### Dataset extract
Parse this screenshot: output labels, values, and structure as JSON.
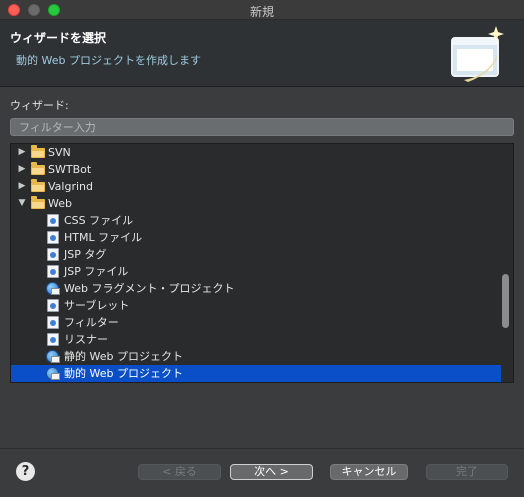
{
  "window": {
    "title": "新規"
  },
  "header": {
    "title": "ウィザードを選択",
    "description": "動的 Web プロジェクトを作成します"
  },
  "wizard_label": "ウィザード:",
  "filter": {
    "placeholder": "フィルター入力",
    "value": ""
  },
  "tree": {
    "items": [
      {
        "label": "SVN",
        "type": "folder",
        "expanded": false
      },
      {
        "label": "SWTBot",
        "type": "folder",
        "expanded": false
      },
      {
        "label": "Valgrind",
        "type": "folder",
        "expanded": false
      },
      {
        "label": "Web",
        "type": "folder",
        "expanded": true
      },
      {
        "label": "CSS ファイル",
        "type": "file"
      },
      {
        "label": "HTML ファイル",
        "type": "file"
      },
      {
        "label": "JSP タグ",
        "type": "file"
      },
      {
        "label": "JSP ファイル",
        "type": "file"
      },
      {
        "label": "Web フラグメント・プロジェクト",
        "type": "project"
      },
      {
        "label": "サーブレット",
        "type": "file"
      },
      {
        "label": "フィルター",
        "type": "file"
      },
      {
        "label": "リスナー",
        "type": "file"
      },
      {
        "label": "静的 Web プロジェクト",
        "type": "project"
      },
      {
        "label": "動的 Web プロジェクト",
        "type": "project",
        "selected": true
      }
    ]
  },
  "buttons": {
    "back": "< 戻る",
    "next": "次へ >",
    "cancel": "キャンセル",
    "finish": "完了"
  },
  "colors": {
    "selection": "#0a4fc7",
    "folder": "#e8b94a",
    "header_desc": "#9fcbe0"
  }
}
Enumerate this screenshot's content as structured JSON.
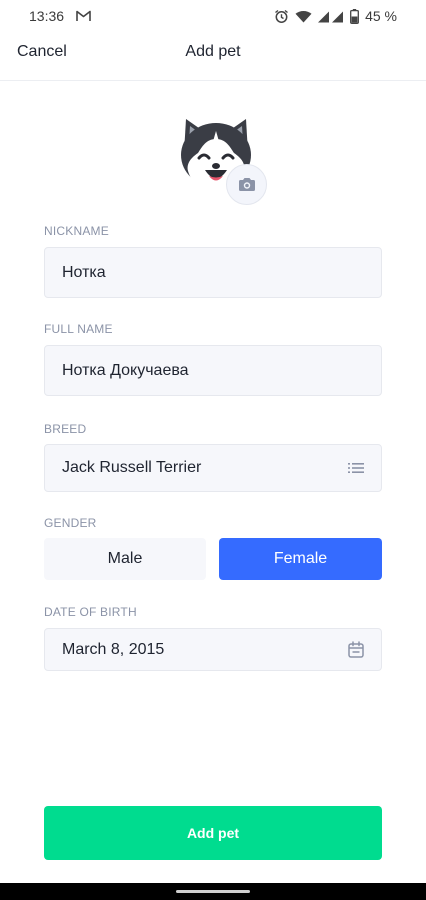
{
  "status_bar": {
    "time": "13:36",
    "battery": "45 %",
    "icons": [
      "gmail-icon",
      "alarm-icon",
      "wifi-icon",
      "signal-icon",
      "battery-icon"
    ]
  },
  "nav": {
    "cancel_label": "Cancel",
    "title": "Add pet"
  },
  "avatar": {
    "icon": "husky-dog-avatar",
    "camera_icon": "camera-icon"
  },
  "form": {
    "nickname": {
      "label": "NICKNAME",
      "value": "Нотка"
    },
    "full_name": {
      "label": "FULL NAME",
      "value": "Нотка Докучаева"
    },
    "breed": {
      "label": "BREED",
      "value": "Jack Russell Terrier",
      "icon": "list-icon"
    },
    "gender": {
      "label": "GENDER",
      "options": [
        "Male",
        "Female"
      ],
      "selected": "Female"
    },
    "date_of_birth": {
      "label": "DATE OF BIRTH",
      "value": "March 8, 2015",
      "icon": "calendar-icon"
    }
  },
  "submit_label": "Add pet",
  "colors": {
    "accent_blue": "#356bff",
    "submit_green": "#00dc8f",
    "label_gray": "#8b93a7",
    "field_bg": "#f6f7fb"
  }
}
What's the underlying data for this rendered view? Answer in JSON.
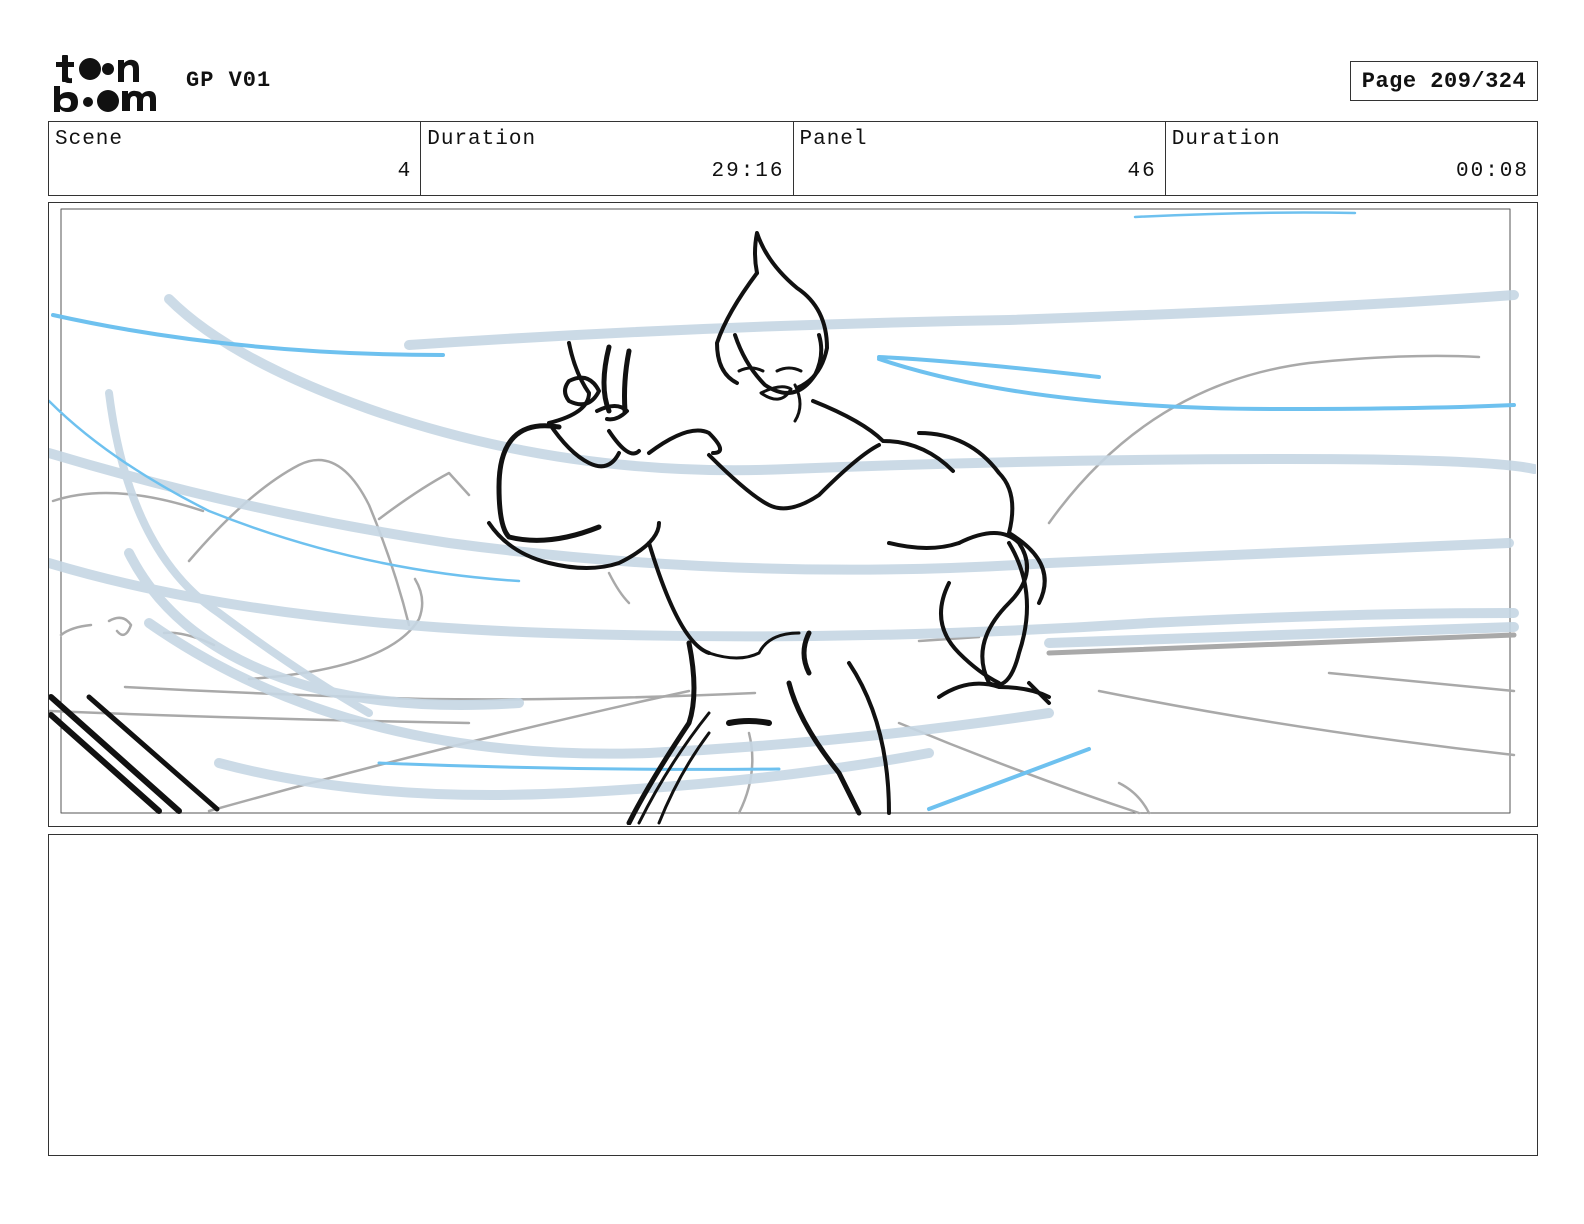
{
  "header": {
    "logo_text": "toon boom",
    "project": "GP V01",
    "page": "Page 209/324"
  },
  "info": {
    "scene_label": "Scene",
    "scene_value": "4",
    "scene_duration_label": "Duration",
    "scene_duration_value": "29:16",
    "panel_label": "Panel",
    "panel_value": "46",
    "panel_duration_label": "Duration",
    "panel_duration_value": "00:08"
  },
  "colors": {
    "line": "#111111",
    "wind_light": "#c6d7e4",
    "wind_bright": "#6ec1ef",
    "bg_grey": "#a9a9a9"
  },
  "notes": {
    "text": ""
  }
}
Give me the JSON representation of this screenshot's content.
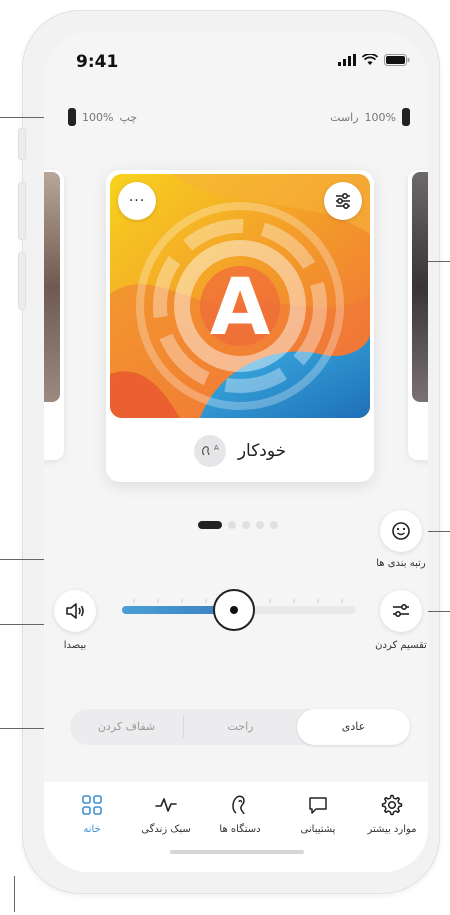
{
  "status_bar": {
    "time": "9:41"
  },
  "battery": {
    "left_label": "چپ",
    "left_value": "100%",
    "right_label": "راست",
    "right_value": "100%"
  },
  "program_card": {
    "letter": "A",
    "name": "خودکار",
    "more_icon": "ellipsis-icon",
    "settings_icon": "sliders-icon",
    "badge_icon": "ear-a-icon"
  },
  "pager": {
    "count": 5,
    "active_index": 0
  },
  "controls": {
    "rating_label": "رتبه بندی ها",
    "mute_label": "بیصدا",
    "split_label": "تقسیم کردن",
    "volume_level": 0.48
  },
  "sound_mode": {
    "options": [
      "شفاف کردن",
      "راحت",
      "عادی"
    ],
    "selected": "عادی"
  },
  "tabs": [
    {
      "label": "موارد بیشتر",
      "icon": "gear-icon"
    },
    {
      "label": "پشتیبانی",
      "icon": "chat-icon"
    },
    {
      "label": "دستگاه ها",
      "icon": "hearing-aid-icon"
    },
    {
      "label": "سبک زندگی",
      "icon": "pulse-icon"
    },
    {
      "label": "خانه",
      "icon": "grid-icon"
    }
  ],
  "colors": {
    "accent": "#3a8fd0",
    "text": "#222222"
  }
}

### Task instructions
Return all of the entries word for word, but omit the pictures.

### Final result
Parse this screenshot: output labels, values, and structure as JSON.
{
  "window": {
    "title": "新規"
  },
  "header": {
    "title": "ウィザードを選択",
    "description": "動的 Web プロジェクトを作成します"
  },
  "wizard_label": "ウィザード:",
  "filter": {
    "placeholder": "フィルター入力",
    "value": ""
  },
  "tree": {
    "items": [
      {
        "label": "SVN",
        "type": "folder",
        "expanded": false
      },
      {
        "label": "SWTBot",
        "type": "folder",
        "expanded": false
      },
      {
        "label": "Valgrind",
        "type": "folder",
        "expanded": false
      },
      {
        "label": "Web",
        "type": "folder",
        "expanded": true
      },
      {
        "label": "CSS ファイル",
        "type": "file"
      },
      {
        "label": "HTML ファイル",
        "type": "file"
      },
      {
        "label": "JSP タグ",
        "type": "file"
      },
      {
        "label": "JSP ファイル",
        "type": "file"
      },
      {
        "label": "Web フラグメント・プロジェクト",
        "type": "project"
      },
      {
        "label": "サーブレット",
        "type": "file"
      },
      {
        "label": "フィルター",
        "type": "file"
      },
      {
        "label": "リスナー",
        "type": "file"
      },
      {
        "label": "静的 Web プロジェクト",
        "type": "project"
      },
      {
        "label": "動的 Web プロジェクト",
        "type": "project",
        "selected": true
      }
    ]
  },
  "buttons": {
    "back": "< 戻る",
    "next": "次へ >",
    "cancel": "キャンセル",
    "finish": "完了"
  },
  "colors": {
    "selection": "#0a4fc7",
    "folder": "#e8b94a",
    "header_desc": "#9fcbe0"
  }
}
Enumerate this screenshot's content as structured JSON.
{
  "status_bar": {
    "time": "13:36",
    "battery": "45 %",
    "icons": [
      "gmail-icon",
      "alarm-icon",
      "wifi-icon",
      "signal-icon",
      "battery-icon"
    ]
  },
  "nav": {
    "cancel_label": "Cancel",
    "title": "Add pet"
  },
  "avatar": {
    "icon": "husky-dog-avatar",
    "camera_icon": "camera-icon"
  },
  "form": {
    "nickname": {
      "label": "NICKNAME",
      "value": "Нотка"
    },
    "full_name": {
      "label": "FULL NAME",
      "value": "Нотка Докучаева"
    },
    "breed": {
      "label": "BREED",
      "value": "Jack Russell Terrier",
      "icon": "list-icon"
    },
    "gender": {
      "label": "GENDER",
      "options": [
        "Male",
        "Female"
      ],
      "selected": "Female"
    },
    "date_of_birth": {
      "label": "DATE OF BIRTH",
      "value": "March 8, 2015",
      "icon": "calendar-icon"
    }
  },
  "submit_label": "Add pet",
  "colors": {
    "accent_blue": "#356bff",
    "submit_green": "#00dc8f",
    "label_gray": "#8b93a7",
    "field_bg": "#f6f7fb"
  }
}
What's the underlying data for this rendered view? Answer in JSON.
{
  "header": {
    "logo_text": "toon boom",
    "project": "GP V01",
    "page": "Page 209/324"
  },
  "info": {
    "scene_label": "Scene",
    "scene_value": "4",
    "scene_duration_label": "Duration",
    "scene_duration_value": "29:16",
    "panel_label": "Panel",
    "panel_value": "46",
    "panel_duration_label": "Duration",
    "panel_duration_value": "00:08"
  },
  "colors": {
    "line": "#111111",
    "wind_light": "#c6d7e4",
    "wind_bright": "#6ec1ef",
    "bg_grey": "#a9a9a9"
  },
  "notes": {
    "text": ""
  }
}
Give me the JSON representation of this screenshot's content.
{
  "status_bar": {
    "time": "9:41"
  },
  "battery": {
    "left_label": "چپ",
    "left_value": "100%",
    "right_label": "راست",
    "right_value": "100%"
  },
  "program_card": {
    "letter": "A",
    "name": "خودکار",
    "more_icon": "ellipsis-icon",
    "settings_icon": "sliders-icon",
    "badge_icon": "ear-a-icon"
  },
  "pager": {
    "count": 5,
    "active_index": 0
  },
  "controls": {
    "rating_label": "رتبه بندی ها",
    "mute_label": "بیصدا",
    "split_label": "تقسیم کردن",
    "volume_level": 0.48
  },
  "sound_mode": {
    "options": [
      "شفاف کردن",
      "راحت",
      "عادی"
    ],
    "selected": "عادی"
  },
  "tabs": [
    {
      "label": "موارد بیشتر",
      "icon": "gear-icon"
    },
    {
      "label": "پشتیبانی",
      "icon": "chat-icon"
    },
    {
      "label": "دستگاه ها",
      "icon": "hearing-aid-icon"
    },
    {
      "label": "سبک زندگی",
      "icon": "pulse-icon"
    },
    {
      "label": "خانه",
      "icon": "grid-icon"
    }
  ],
  "colors": {
    "accent": "#3a8fd0",
    "text": "#222222"
  }
}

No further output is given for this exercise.